╭──

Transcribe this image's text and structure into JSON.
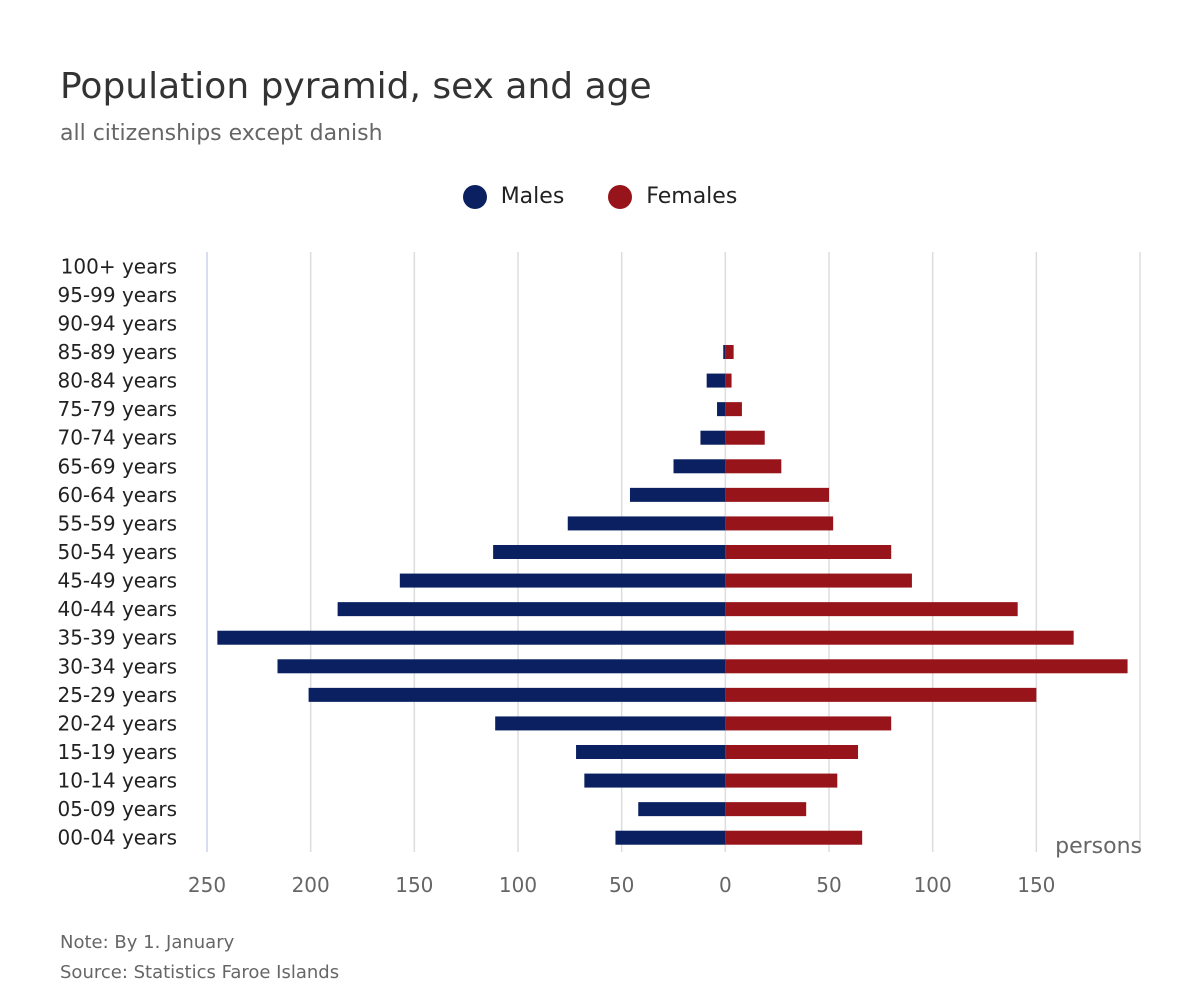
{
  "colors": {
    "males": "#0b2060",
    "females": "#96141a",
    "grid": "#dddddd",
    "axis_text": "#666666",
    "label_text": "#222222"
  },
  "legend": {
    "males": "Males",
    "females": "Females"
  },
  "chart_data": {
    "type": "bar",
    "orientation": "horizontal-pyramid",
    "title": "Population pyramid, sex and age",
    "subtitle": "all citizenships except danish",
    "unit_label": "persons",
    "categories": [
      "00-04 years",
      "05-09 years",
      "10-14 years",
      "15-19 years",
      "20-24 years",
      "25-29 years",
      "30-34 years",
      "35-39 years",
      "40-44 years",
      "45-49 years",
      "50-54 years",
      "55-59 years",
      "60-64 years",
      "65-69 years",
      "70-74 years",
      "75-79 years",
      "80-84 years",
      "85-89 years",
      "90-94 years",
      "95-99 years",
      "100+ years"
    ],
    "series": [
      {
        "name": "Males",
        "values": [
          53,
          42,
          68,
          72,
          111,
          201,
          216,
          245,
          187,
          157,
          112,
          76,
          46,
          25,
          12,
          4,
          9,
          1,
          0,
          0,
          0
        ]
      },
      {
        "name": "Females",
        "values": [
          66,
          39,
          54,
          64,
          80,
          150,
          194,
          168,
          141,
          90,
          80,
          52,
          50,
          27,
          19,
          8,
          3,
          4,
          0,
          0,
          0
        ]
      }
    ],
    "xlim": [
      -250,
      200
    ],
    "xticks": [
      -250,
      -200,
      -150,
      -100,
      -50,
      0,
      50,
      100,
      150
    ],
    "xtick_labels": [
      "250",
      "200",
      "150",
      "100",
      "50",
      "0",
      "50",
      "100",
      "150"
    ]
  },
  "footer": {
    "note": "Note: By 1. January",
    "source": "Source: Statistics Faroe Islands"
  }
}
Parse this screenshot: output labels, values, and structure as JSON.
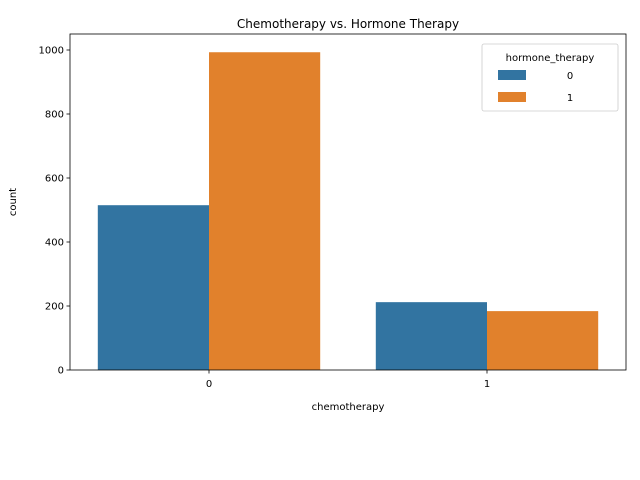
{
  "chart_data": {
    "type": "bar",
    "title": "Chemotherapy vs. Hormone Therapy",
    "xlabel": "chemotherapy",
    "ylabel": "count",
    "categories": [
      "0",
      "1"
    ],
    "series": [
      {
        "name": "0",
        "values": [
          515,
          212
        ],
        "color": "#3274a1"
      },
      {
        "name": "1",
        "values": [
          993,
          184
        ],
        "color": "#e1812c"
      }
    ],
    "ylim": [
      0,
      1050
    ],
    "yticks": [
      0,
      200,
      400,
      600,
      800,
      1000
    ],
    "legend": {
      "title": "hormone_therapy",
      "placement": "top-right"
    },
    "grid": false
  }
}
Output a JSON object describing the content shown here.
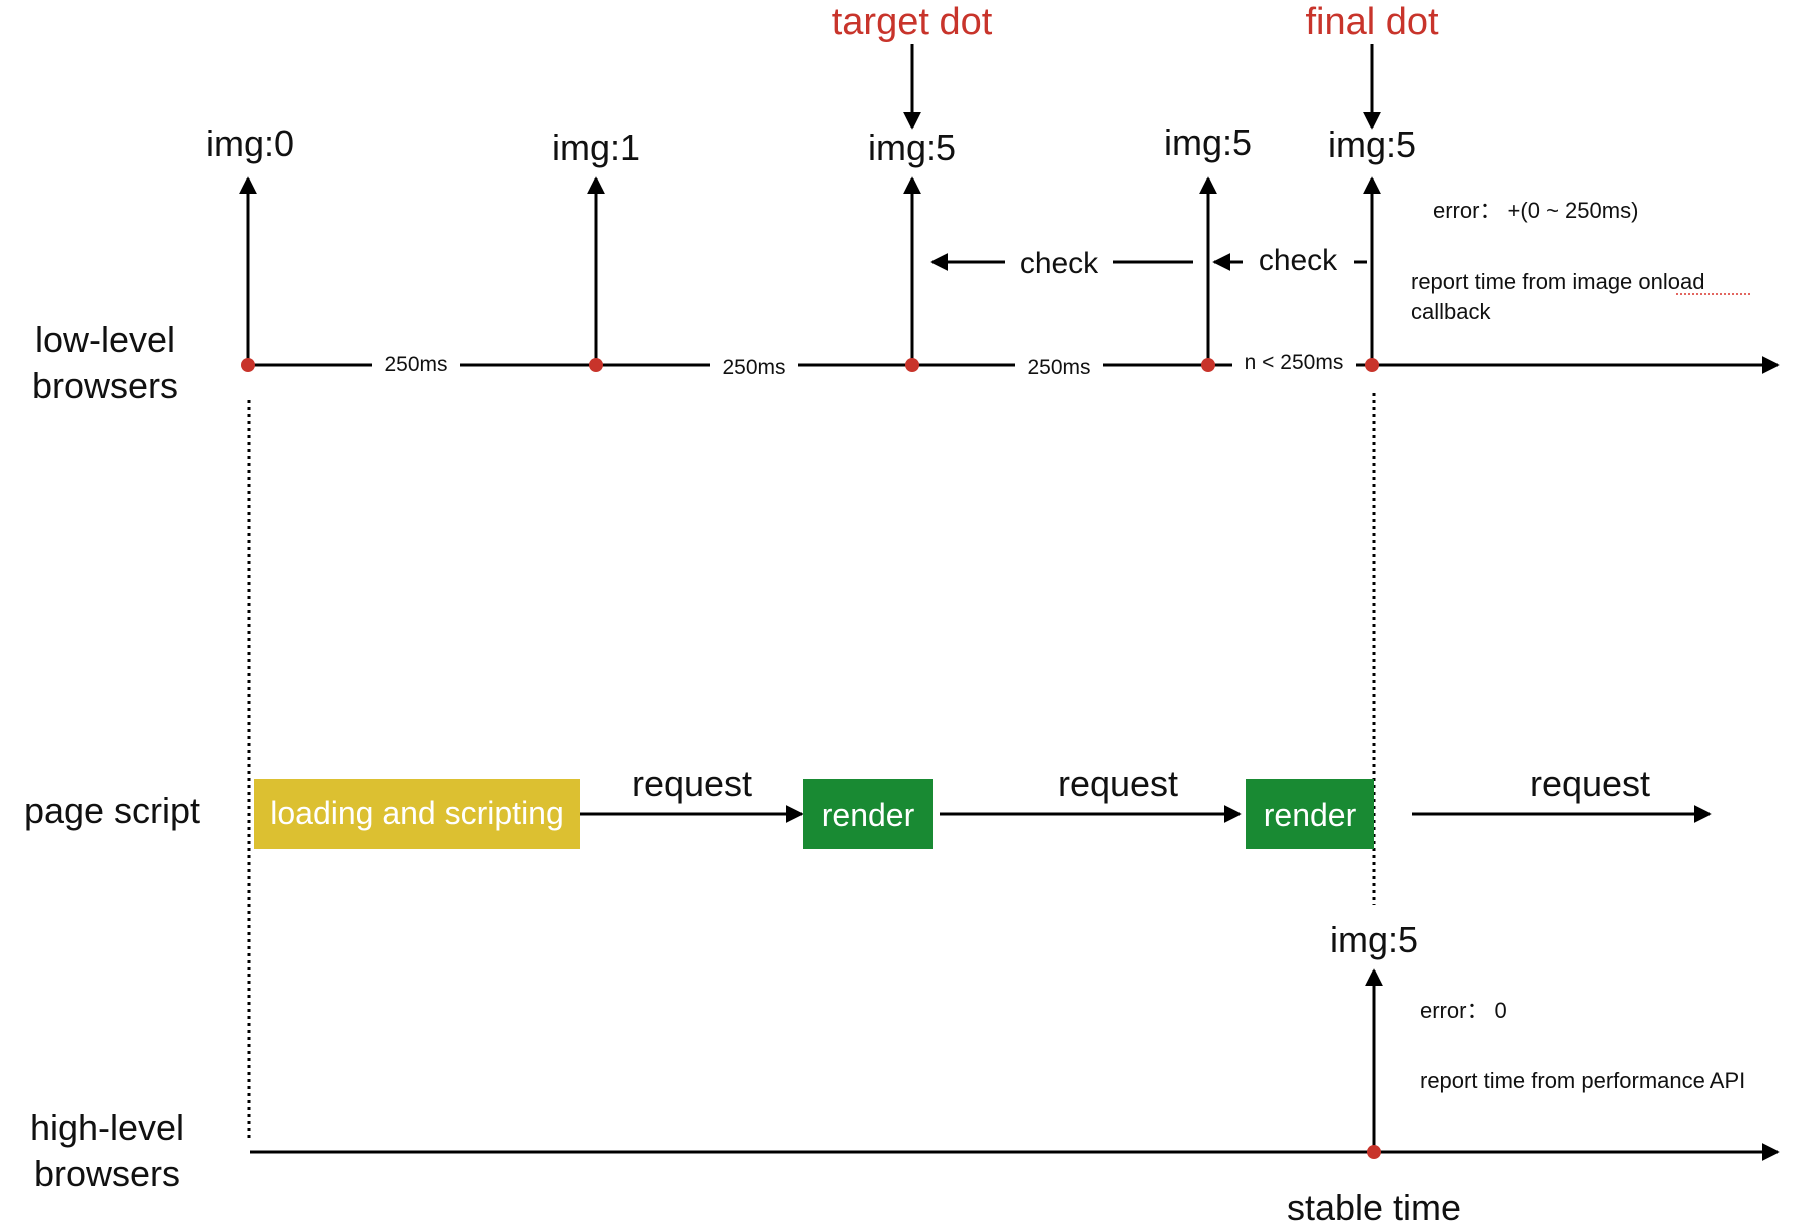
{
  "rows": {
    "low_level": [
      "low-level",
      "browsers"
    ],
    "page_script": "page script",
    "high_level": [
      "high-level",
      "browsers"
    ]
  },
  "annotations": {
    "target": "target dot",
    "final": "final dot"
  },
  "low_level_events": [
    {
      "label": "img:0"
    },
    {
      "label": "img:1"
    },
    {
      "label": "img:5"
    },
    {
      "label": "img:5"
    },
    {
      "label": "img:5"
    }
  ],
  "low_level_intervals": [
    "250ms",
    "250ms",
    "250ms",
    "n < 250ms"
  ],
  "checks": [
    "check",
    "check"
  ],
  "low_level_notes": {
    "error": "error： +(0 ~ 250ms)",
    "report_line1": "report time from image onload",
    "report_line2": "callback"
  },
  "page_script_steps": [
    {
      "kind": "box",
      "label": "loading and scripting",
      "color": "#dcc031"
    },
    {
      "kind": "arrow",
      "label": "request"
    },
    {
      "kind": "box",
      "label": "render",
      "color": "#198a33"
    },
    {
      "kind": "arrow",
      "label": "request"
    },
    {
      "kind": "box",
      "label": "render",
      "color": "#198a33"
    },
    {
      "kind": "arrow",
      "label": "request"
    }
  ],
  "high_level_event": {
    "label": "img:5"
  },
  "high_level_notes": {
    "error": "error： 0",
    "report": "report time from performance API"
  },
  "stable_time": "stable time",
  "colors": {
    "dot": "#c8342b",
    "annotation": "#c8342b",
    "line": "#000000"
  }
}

╰──
╭──

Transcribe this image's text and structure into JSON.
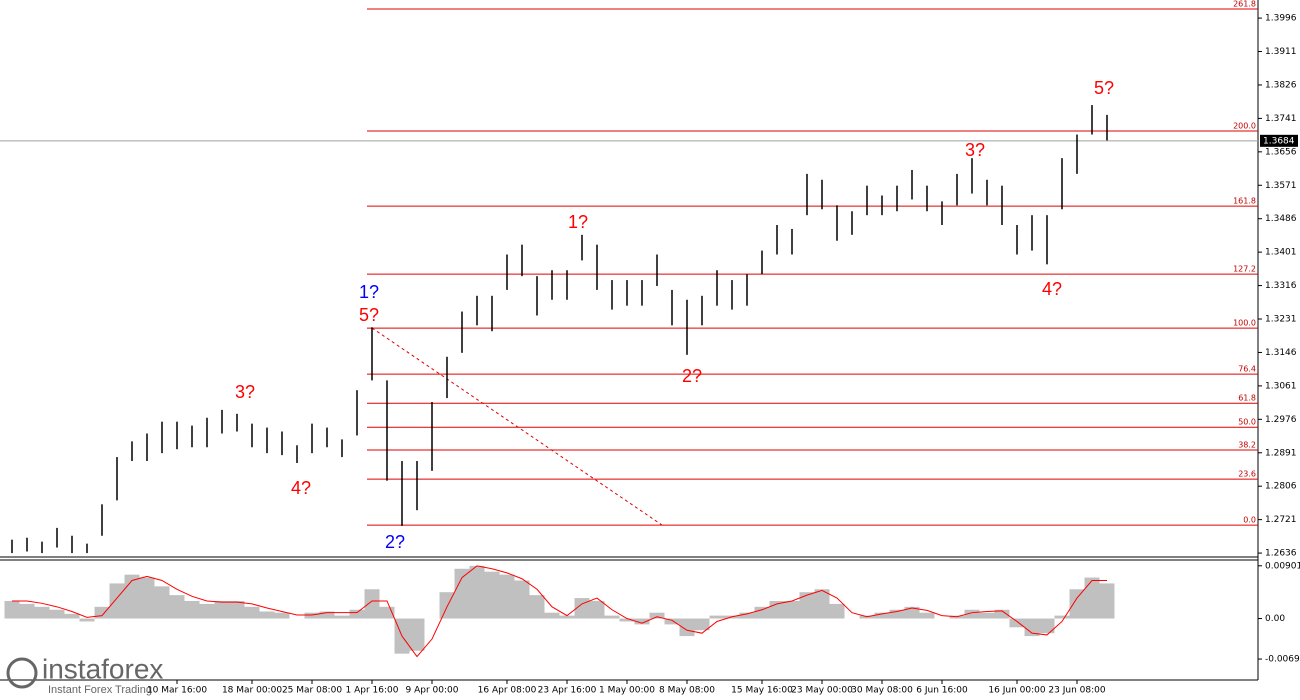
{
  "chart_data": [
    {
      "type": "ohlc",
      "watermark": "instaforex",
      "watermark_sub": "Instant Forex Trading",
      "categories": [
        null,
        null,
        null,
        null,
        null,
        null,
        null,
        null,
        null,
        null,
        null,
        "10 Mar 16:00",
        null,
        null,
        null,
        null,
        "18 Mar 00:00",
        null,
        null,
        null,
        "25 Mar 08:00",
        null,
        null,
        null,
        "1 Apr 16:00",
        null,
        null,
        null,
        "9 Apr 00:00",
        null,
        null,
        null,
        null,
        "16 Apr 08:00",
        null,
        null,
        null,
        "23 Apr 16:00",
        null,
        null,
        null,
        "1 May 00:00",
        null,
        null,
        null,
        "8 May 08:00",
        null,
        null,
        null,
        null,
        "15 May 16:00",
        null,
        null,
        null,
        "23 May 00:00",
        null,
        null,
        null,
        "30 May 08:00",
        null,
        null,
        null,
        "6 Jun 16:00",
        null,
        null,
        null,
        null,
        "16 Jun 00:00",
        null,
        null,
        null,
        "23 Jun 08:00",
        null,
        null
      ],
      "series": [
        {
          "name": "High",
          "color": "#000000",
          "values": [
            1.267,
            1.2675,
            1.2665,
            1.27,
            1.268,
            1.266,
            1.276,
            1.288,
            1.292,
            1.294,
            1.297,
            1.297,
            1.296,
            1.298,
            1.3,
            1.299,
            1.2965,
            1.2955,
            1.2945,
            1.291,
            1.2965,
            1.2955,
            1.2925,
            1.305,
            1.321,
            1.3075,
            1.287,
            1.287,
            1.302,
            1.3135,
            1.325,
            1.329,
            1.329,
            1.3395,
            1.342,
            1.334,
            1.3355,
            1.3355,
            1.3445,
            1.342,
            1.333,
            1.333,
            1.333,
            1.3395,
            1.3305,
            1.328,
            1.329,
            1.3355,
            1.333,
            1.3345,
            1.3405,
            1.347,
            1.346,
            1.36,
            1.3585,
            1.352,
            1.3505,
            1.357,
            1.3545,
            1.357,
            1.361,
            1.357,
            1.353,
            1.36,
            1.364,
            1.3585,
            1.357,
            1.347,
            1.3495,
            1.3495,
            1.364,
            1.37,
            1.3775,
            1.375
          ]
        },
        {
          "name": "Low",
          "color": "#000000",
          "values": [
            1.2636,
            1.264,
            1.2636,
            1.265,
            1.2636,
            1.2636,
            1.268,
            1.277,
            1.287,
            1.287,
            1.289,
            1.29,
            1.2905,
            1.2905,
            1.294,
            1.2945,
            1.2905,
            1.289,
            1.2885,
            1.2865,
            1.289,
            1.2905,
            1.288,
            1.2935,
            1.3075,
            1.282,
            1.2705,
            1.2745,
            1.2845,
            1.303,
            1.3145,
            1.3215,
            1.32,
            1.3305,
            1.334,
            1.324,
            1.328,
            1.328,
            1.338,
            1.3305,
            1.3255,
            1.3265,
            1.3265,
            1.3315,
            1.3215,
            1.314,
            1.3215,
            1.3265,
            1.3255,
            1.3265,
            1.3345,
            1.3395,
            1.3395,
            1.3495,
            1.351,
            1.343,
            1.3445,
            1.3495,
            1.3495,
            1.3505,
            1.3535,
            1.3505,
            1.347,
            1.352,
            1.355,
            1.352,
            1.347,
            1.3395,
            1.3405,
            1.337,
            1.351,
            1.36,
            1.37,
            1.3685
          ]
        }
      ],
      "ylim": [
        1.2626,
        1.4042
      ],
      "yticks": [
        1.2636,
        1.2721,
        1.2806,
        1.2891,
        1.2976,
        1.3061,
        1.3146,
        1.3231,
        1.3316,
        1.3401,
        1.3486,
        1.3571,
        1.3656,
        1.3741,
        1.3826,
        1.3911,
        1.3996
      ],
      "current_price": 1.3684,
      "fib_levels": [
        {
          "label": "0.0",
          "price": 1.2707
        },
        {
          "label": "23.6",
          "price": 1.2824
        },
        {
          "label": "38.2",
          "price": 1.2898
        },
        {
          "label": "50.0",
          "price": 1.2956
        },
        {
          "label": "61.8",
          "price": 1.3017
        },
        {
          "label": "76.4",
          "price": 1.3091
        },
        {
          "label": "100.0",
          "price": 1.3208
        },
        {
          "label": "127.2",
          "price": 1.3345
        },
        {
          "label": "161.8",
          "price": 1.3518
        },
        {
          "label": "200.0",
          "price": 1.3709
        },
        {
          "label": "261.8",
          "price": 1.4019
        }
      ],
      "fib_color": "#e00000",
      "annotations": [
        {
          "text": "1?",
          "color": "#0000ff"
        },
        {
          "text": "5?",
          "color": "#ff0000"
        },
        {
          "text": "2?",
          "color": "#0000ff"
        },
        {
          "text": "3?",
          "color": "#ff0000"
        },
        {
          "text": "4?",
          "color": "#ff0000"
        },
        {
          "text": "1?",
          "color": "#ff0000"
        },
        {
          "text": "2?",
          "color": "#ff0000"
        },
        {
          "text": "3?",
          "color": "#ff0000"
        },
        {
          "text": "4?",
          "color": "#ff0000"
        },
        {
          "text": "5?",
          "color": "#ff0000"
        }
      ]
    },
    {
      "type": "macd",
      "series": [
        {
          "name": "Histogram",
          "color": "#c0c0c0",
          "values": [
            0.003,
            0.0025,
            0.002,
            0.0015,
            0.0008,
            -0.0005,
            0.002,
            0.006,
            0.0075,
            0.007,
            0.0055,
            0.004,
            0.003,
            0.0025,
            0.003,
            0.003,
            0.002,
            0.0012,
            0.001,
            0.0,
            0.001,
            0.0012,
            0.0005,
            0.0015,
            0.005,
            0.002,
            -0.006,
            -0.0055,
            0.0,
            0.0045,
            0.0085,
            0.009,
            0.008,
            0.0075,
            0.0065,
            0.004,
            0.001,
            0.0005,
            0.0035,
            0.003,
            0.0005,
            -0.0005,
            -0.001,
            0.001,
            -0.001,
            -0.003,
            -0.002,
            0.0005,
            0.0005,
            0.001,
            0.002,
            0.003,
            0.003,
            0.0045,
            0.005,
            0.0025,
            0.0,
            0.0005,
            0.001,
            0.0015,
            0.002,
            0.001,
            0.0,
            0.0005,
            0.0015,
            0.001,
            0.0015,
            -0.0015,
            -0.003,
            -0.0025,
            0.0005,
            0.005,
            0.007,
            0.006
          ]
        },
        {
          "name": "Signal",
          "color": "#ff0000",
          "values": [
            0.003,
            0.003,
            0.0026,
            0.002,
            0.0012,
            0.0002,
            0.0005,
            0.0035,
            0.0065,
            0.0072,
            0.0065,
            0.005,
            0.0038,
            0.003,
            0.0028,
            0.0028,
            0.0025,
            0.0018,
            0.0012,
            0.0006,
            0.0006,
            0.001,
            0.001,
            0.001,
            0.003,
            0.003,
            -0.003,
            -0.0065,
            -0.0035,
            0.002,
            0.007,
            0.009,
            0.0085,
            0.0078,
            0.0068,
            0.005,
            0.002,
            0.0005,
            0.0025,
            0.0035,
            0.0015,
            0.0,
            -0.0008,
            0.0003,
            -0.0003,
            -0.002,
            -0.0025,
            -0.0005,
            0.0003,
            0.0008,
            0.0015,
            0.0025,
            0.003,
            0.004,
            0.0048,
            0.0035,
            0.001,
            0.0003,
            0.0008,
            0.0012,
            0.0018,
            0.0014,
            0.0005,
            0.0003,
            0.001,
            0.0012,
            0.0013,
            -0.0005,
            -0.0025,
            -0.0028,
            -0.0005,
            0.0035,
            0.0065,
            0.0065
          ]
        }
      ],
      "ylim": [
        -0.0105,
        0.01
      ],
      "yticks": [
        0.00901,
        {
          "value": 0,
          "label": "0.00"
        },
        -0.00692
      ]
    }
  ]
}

╰──

◆ What is being asked
Copy each line containing the word "pyramid" from the data.

◆ Task solution
    "orientation": "horizontal-pyramid",
    "title": "Population pyramid, sex and age",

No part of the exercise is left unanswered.